**Exercise aim**. Your task is to copy the listing exactly. Drop any pictures from the copy.

**Entries supplied**.
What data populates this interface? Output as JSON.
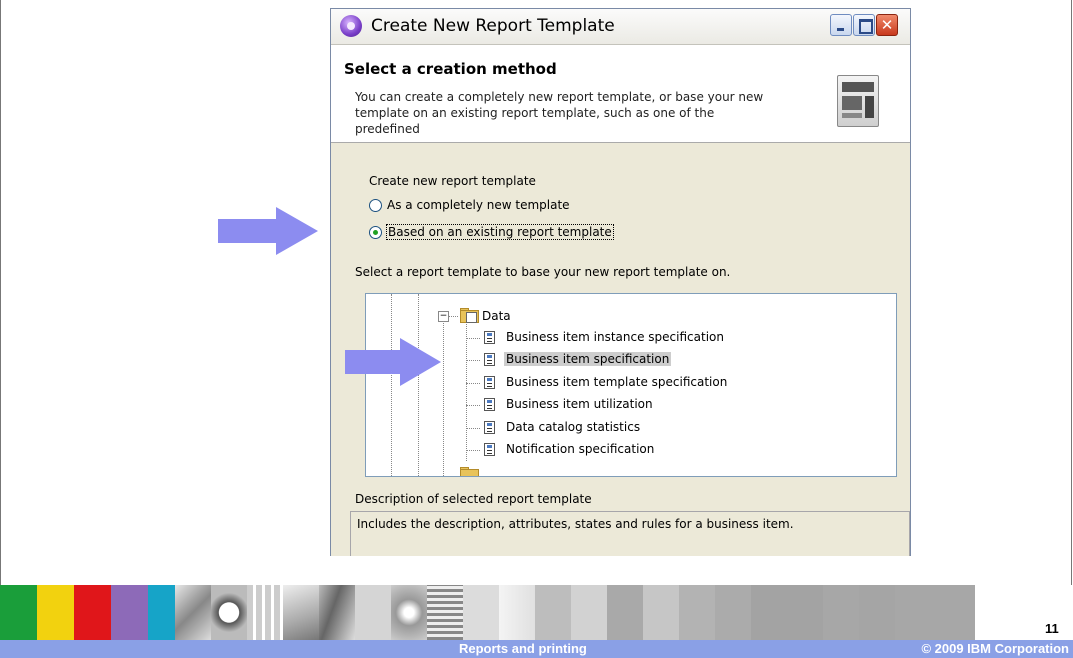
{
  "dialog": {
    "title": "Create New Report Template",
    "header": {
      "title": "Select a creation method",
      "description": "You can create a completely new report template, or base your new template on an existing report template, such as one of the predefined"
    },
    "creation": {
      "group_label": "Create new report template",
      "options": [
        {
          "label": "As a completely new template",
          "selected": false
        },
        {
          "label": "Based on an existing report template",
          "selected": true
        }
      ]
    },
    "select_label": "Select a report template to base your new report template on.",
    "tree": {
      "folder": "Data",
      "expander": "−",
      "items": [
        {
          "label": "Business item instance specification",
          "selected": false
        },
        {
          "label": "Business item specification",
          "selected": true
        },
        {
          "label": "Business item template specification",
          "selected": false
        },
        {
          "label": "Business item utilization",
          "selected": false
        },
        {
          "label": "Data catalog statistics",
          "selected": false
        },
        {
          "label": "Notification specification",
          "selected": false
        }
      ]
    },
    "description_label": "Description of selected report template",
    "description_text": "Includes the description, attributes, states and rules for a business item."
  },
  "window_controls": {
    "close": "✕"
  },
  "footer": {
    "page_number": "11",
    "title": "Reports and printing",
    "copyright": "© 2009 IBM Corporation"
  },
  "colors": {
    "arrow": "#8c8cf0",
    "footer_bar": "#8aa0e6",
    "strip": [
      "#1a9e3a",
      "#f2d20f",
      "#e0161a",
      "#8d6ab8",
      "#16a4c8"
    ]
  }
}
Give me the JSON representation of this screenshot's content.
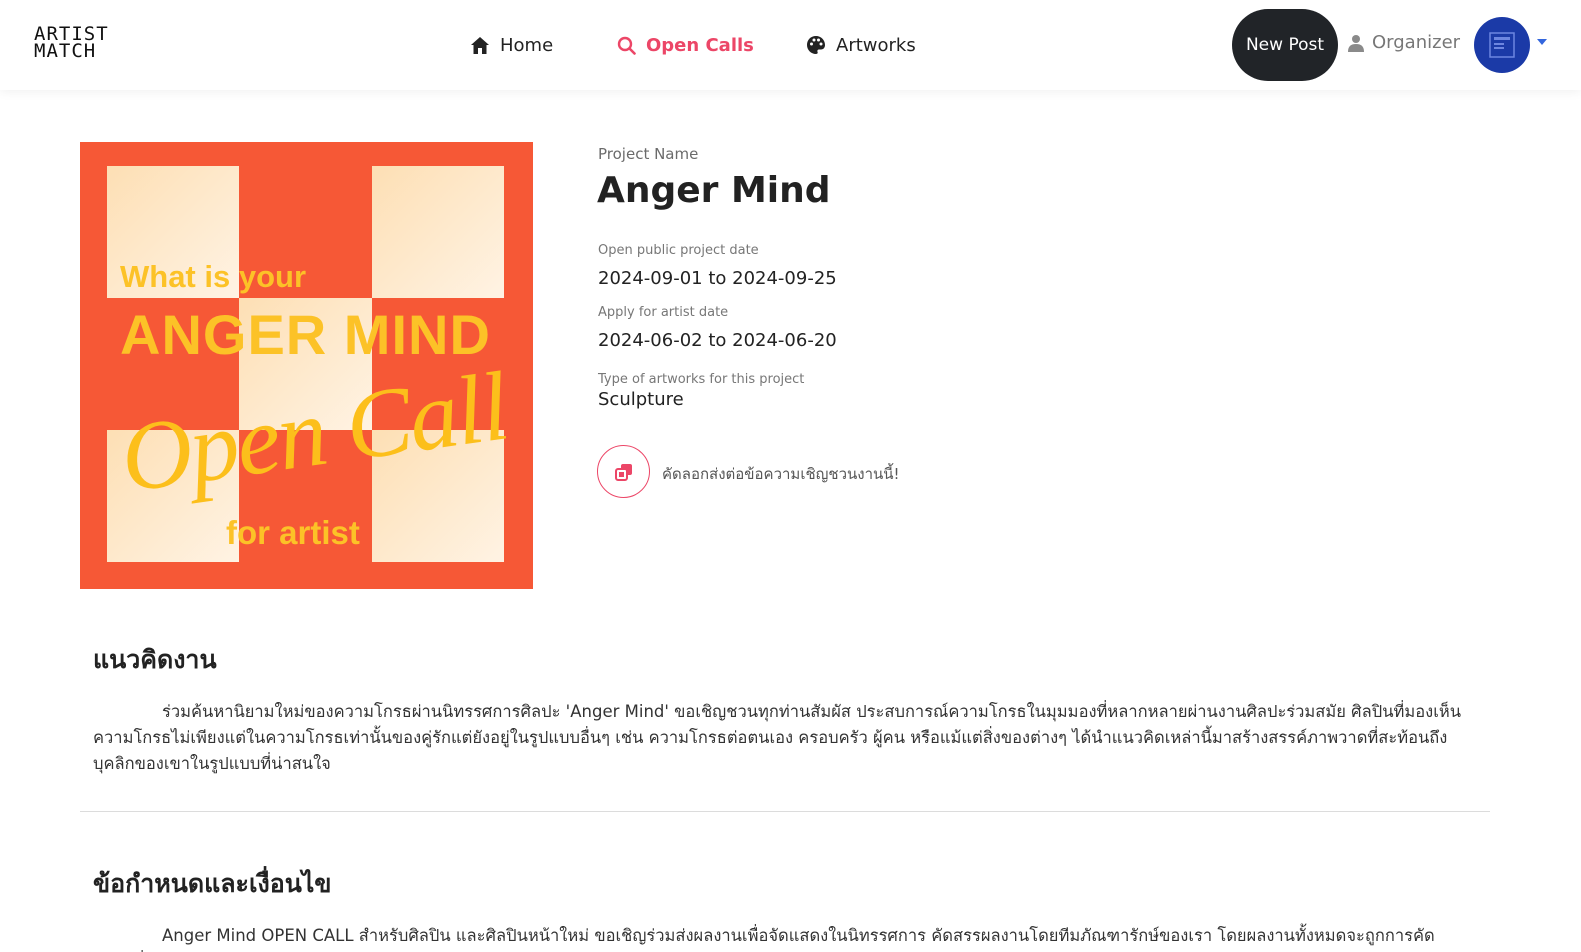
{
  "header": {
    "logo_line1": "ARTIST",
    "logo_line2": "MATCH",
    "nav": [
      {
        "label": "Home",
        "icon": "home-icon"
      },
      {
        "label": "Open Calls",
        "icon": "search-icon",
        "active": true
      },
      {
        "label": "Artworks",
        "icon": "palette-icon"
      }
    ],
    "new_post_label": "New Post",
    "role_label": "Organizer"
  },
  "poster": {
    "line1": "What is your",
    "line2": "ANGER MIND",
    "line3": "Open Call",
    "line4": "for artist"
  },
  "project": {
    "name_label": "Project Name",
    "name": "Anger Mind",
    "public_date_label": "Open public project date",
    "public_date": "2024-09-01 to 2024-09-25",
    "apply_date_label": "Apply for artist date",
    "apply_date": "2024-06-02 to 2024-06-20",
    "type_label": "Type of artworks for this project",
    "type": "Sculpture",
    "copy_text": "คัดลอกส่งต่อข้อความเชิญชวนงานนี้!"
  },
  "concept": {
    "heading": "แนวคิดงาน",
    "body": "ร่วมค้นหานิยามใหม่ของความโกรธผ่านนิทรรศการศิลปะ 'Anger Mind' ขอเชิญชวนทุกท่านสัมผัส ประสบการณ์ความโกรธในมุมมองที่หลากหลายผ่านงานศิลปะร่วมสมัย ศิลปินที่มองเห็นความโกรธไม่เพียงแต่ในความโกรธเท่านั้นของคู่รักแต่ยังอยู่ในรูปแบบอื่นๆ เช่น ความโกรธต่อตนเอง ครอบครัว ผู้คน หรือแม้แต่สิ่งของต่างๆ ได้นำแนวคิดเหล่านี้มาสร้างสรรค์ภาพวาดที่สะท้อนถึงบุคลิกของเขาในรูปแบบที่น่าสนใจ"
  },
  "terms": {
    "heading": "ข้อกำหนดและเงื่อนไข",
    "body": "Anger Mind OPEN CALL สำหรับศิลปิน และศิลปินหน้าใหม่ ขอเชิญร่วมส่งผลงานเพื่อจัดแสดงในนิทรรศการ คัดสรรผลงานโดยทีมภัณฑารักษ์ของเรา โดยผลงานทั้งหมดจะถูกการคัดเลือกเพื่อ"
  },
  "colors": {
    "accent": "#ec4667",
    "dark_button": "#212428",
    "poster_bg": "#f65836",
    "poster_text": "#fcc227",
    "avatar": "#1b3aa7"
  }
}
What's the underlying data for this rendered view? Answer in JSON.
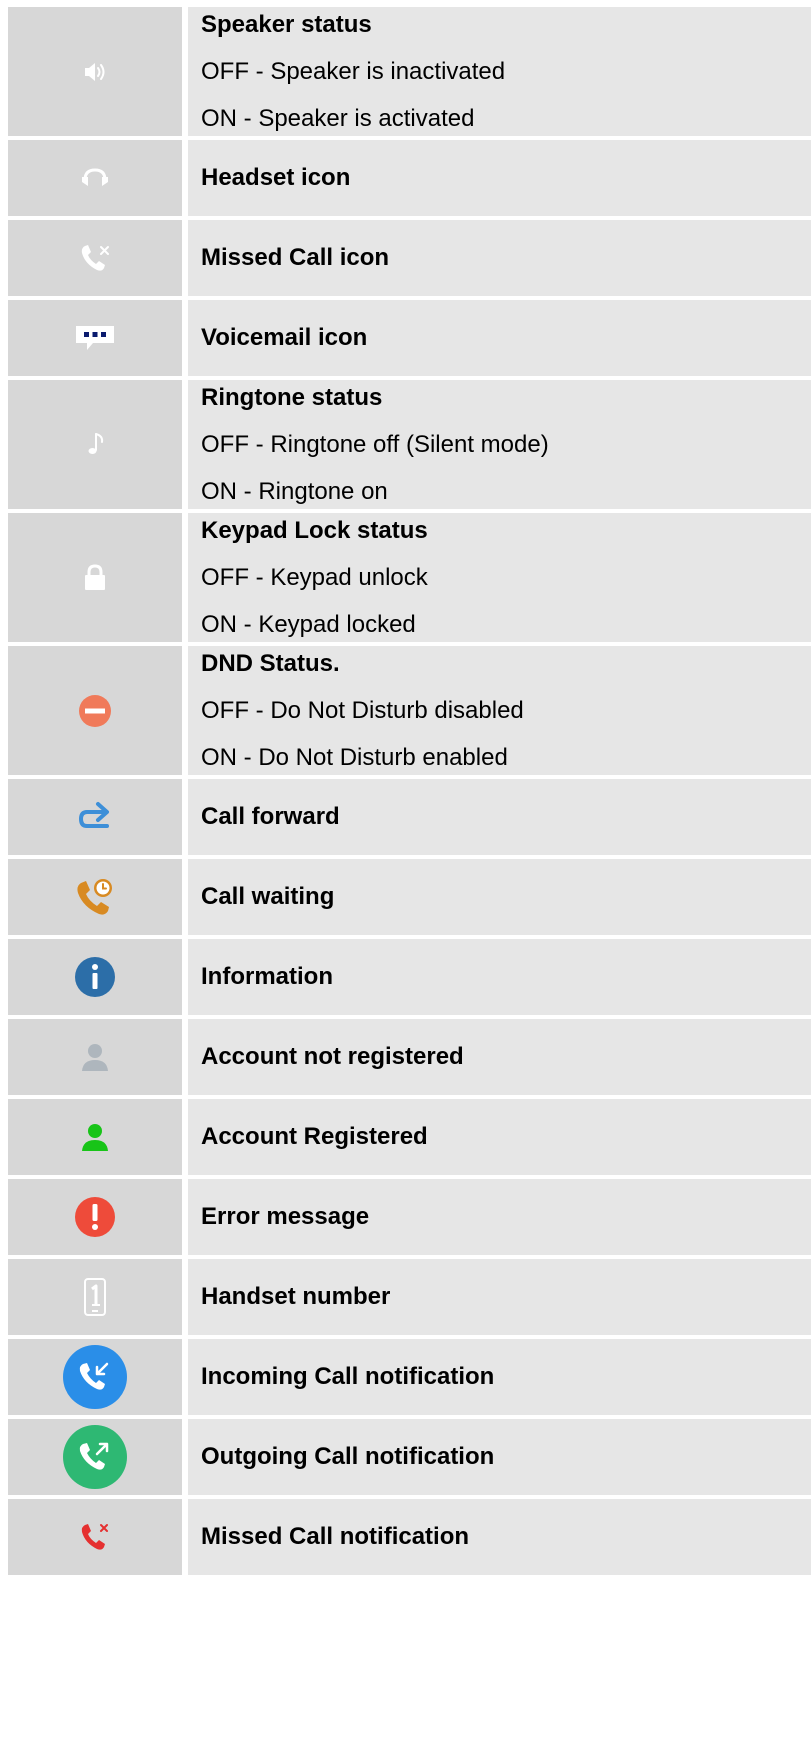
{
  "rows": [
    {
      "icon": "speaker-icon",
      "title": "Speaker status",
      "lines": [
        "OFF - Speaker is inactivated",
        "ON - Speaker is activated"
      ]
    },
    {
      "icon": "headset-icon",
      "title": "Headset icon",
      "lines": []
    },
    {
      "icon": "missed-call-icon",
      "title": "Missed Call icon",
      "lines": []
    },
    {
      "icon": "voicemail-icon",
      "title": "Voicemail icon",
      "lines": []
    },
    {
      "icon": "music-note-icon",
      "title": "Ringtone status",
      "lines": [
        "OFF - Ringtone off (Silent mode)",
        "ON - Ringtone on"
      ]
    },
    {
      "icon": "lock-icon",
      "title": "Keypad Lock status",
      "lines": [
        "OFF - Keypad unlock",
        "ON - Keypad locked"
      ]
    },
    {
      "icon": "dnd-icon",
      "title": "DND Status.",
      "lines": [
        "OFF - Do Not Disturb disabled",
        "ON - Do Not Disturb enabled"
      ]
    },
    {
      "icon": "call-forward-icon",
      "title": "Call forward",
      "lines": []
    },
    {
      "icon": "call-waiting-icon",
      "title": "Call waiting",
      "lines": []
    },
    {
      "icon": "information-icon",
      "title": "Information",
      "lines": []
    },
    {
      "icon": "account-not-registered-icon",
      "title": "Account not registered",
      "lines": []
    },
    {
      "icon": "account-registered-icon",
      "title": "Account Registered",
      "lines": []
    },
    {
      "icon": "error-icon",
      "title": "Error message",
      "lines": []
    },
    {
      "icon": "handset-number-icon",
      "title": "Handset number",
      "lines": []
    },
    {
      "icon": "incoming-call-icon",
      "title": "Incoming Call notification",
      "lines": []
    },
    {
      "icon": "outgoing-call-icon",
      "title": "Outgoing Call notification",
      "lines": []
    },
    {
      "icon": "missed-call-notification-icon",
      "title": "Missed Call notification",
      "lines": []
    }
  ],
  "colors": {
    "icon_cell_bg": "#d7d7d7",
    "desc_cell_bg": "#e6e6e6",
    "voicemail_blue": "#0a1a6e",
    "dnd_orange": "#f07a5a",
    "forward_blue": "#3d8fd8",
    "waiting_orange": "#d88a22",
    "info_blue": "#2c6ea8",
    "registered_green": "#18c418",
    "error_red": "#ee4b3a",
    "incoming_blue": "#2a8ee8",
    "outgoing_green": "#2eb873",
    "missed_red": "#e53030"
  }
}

**Solution**.
What data populates this interface? Output as JSON.
{
  "dialog": {
    "title": "Create New Report Template",
    "header": {
      "title": "Select a creation method",
      "description": "You can create a completely new report template, or base your new template on an existing report template, such as one of the predefined"
    },
    "creation": {
      "group_label": "Create new report template",
      "options": [
        {
          "label": "As a completely new template",
          "selected": false
        },
        {
          "label": "Based on an existing report template",
          "selected": true
        }
      ]
    },
    "select_label": "Select a report template to base your new report template on.",
    "tree": {
      "folder": "Data",
      "expander": "−",
      "items": [
        {
          "label": "Business item instance specification",
          "selected": false
        },
        {
          "label": "Business item specification",
          "selected": true
        },
        {
          "label": "Business item template specification",
          "selected": false
        },
        {
          "label": "Business item utilization",
          "selected": false
        },
        {
          "label": "Data catalog statistics",
          "selected": false
        },
        {
          "label": "Notification specification",
          "selected": false
        }
      ]
    },
    "description_label": "Description of selected report template",
    "description_text": "Includes the description, attributes, states and rules for a business item."
  },
  "window_controls": {
    "close": "✕"
  },
  "footer": {
    "page_number": "11",
    "title": "Reports and printing",
    "copyright": "© 2009 IBM Corporation"
  },
  "colors": {
    "arrow": "#8c8cf0",
    "footer_bar": "#8aa0e6",
    "strip": [
      "#1a9e3a",
      "#f2d20f",
      "#e0161a",
      "#8d6ab8",
      "#16a4c8"
    ]
  }
}
Give me the JSON representation of this screenshot's content.
{
  "header": {
    "logo_line1": "ARTIST",
    "logo_line2": "MATCH",
    "nav": [
      {
        "label": "Home",
        "icon": "home-icon"
      },
      {
        "label": "Open Calls",
        "icon": "search-icon",
        "active": true
      },
      {
        "label": "Artworks",
        "icon": "palette-icon"
      }
    ],
    "new_post_label": "New Post",
    "role_label": "Organizer"
  },
  "poster": {
    "line1": "What is your",
    "line2": "ANGER MIND",
    "line3": "Open Call",
    "line4": "for artist"
  },
  "project": {
    "name_label": "Project Name",
    "name": "Anger Mind",
    "public_date_label": "Open public project date",
    "public_date": "2024-09-01 to 2024-09-25",
    "apply_date_label": "Apply for artist date",
    "apply_date": "2024-06-02 to 2024-06-20",
    "type_label": "Type of artworks for this project",
    "type": "Sculpture",
    "copy_text": "คัดลอกส่งต่อข้อความเชิญชวนงานนี้!"
  },
  "concept": {
    "heading": "แนวคิดงาน",
    "body": "ร่วมค้นหานิยามใหม่ของความโกรธผ่านนิทรรศการศิลปะ 'Anger Mind' ขอเชิญชวนทุกท่านสัมผัส ประสบการณ์ความโกรธในมุมมองที่หลากหลายผ่านงานศิลปะร่วมสมัย ศิลปินที่มองเห็นความโกรธไม่เพียงแต่ในความโกรธเท่านั้นของคู่รักแต่ยังอยู่ในรูปแบบอื่นๆ เช่น ความโกรธต่อตนเอง ครอบครัว ผู้คน หรือแม้แต่สิ่งของต่างๆ ได้นำแนวคิดเหล่านี้มาสร้างสรรค์ภาพวาดที่สะท้อนถึงบุคลิกของเขาในรูปแบบที่น่าสนใจ"
  },
  "terms": {
    "heading": "ข้อกำหนดและเงื่อนไข",
    "body": "Anger Mind OPEN CALL สำหรับศิลปิน และศิลปินหน้าใหม่ ขอเชิญร่วมส่งผลงานเพื่อจัดแสดงในนิทรรศการ คัดสรรผลงานโดยทีมภัณฑารักษ์ของเรา โดยผลงานทั้งหมดจะถูกการคัดเลือกเพื่อ"
  },
  "colors": {
    "accent": "#ec4667",
    "dark_button": "#212428",
    "poster_bg": "#f65836",
    "poster_text": "#fcc227",
    "avatar": "#1b3aa7"
  }
}
What's the underlying data for this rendered view? Answer in JSON.
{
  "rows": [
    {
      "icon": "speaker-icon",
      "title": "Speaker status",
      "lines": [
        "OFF - Speaker is inactivated",
        "ON - Speaker is activated"
      ]
    },
    {
      "icon": "headset-icon",
      "title": "Headset icon",
      "lines": []
    },
    {
      "icon": "missed-call-icon",
      "title": "Missed Call icon",
      "lines": []
    },
    {
      "icon": "voicemail-icon",
      "title": "Voicemail icon",
      "lines": []
    },
    {
      "icon": "music-note-icon",
      "title": "Ringtone status",
      "lines": [
        "OFF - Ringtone off (Silent mode)",
        "ON - Ringtone on"
      ]
    },
    {
      "icon": "lock-icon",
      "title": "Keypad Lock status",
      "lines": [
        "OFF - Keypad unlock",
        "ON - Keypad locked"
      ]
    },
    {
      "icon": "dnd-icon",
      "title": "DND Status.",
      "lines": [
        "OFF - Do Not Disturb disabled",
        "ON - Do Not Disturb enabled"
      ]
    },
    {
      "icon": "call-forward-icon",
      "title": "Call forward",
      "lines": []
    },
    {
      "icon": "call-waiting-icon",
      "title": "Call waiting",
      "lines": []
    },
    {
      "icon": "information-icon",
      "title": "Information",
      "lines": []
    },
    {
      "icon": "account-not-registered-icon",
      "title": "Account not registered",
      "lines": []
    },
    {
      "icon": "account-registered-icon",
      "title": "Account Registered",
      "lines": []
    },
    {
      "icon": "error-icon",
      "title": "Error message",
      "lines": []
    },
    {
      "icon": "handset-number-icon",
      "title": "Handset number",
      "lines": []
    },
    {
      "icon": "incoming-call-icon",
      "title": "Incoming Call notification",
      "lines": []
    },
    {
      "icon": "outgoing-call-icon",
      "title": "Outgoing Call notification",
      "lines": []
    },
    {
      "icon": "missed-call-notification-icon",
      "title": "Missed Call notification",
      "lines": []
    }
  ],
  "colors": {
    "icon_cell_bg": "#d7d7d7",
    "desc_cell_bg": "#e6e6e6",
    "voicemail_blue": "#0a1a6e",
    "dnd_orange": "#f07a5a",
    "forward_blue": "#3d8fd8",
    "waiting_orange": "#d88a22",
    "info_blue": "#2c6ea8",
    "registered_green": "#18c418",
    "error_red": "#ee4b3a",
    "incoming_blue": "#2a8ee8",
    "outgoing_green": "#2eb873",
    "missed_red": "#e53030"
  }
}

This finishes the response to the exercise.